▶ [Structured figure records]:
begin
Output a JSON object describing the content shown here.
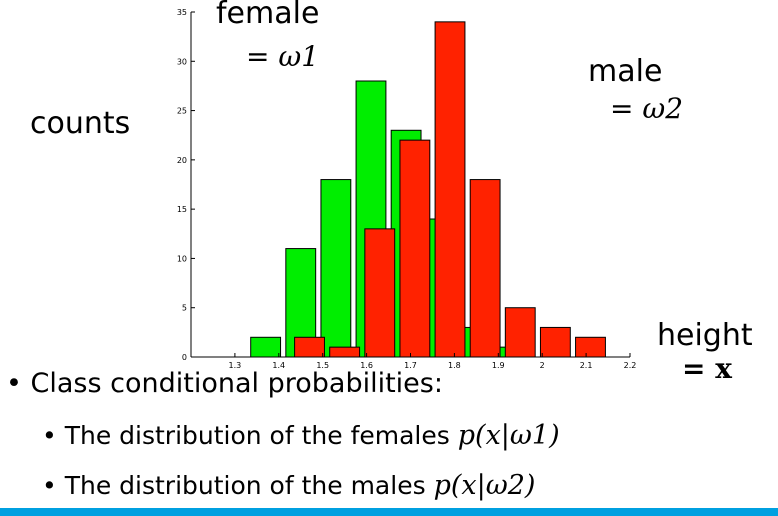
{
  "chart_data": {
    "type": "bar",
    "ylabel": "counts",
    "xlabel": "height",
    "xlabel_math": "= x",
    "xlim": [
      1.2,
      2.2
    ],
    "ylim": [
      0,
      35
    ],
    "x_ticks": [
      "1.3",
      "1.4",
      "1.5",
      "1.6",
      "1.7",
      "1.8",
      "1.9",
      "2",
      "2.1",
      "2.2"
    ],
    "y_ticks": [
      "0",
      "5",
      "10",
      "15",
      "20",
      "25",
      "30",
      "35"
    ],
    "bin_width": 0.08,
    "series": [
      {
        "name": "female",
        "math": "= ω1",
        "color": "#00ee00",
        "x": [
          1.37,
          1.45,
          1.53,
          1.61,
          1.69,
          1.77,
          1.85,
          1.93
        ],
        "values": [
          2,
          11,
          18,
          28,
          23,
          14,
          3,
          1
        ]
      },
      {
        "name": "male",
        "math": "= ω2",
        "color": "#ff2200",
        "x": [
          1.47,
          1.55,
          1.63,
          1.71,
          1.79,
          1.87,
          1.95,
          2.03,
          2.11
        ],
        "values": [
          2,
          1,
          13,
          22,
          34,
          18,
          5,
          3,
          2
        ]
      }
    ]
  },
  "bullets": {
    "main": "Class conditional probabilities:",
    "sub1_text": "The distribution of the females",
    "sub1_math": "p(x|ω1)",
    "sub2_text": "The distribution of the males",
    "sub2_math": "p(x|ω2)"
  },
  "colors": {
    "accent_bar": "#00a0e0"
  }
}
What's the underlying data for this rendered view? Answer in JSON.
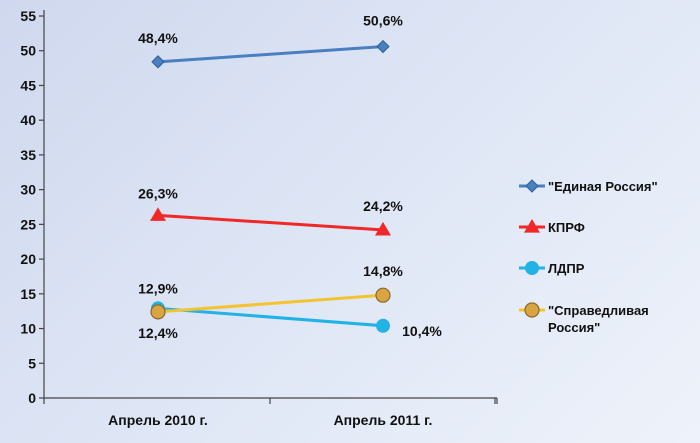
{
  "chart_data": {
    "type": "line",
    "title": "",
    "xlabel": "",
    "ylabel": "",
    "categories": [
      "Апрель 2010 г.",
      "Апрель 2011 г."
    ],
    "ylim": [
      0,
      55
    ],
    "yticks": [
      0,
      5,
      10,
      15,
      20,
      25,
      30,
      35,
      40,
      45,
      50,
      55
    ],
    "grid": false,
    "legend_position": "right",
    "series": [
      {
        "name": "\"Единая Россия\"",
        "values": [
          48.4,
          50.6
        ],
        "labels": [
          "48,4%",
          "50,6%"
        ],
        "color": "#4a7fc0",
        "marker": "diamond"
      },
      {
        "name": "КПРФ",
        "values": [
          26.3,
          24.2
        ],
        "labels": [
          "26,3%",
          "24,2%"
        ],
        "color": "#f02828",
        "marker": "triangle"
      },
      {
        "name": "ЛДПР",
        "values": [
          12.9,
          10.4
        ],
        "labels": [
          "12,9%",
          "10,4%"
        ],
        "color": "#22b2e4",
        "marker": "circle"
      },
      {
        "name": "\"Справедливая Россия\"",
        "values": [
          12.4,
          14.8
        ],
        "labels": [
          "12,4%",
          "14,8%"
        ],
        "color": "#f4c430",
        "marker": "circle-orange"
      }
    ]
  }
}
end
▶ [INSTRUCTIONS TO FOLLOW]: Write out the lines of the material from the one containing "What's the underlying" through the last, exactly and only those. Leave every picture out.

▶ [EXERCISE OUTPUT]:
What's the underlying data for this rendered view? Answer in JSON.
{
  "chart_data": {
    "type": "line",
    "title": "",
    "xlabel": "",
    "ylabel": "",
    "categories": [
      "Апрель 2010 г.",
      "Апрель 2011 г."
    ],
    "ylim": [
      0,
      55
    ],
    "yticks": [
      0,
      5,
      10,
      15,
      20,
      25,
      30,
      35,
      40,
      45,
      50,
      55
    ],
    "grid": false,
    "legend_position": "right",
    "series": [
      {
        "name": "\"Единая Россия\"",
        "values": [
          48.4,
          50.6
        ],
        "labels": [
          "48,4%",
          "50,6%"
        ],
        "color": "#4a7fc0",
        "marker": "diamond"
      },
      {
        "name": "КПРФ",
        "values": [
          26.3,
          24.2
        ],
        "labels": [
          "26,3%",
          "24,2%"
        ],
        "color": "#f02828",
        "marker": "triangle"
      },
      {
        "name": "ЛДПР",
        "values": [
          12.9,
          10.4
        ],
        "labels": [
          "12,9%",
          "10,4%"
        ],
        "color": "#22b2e4",
        "marker": "circle"
      },
      {
        "name": "\"Справедливая Россия\"",
        "values": [
          12.4,
          14.8
        ],
        "labels": [
          "12,4%",
          "14,8%"
        ],
        "color": "#f4c430",
        "marker": "circle-orange"
      }
    ]
  }
}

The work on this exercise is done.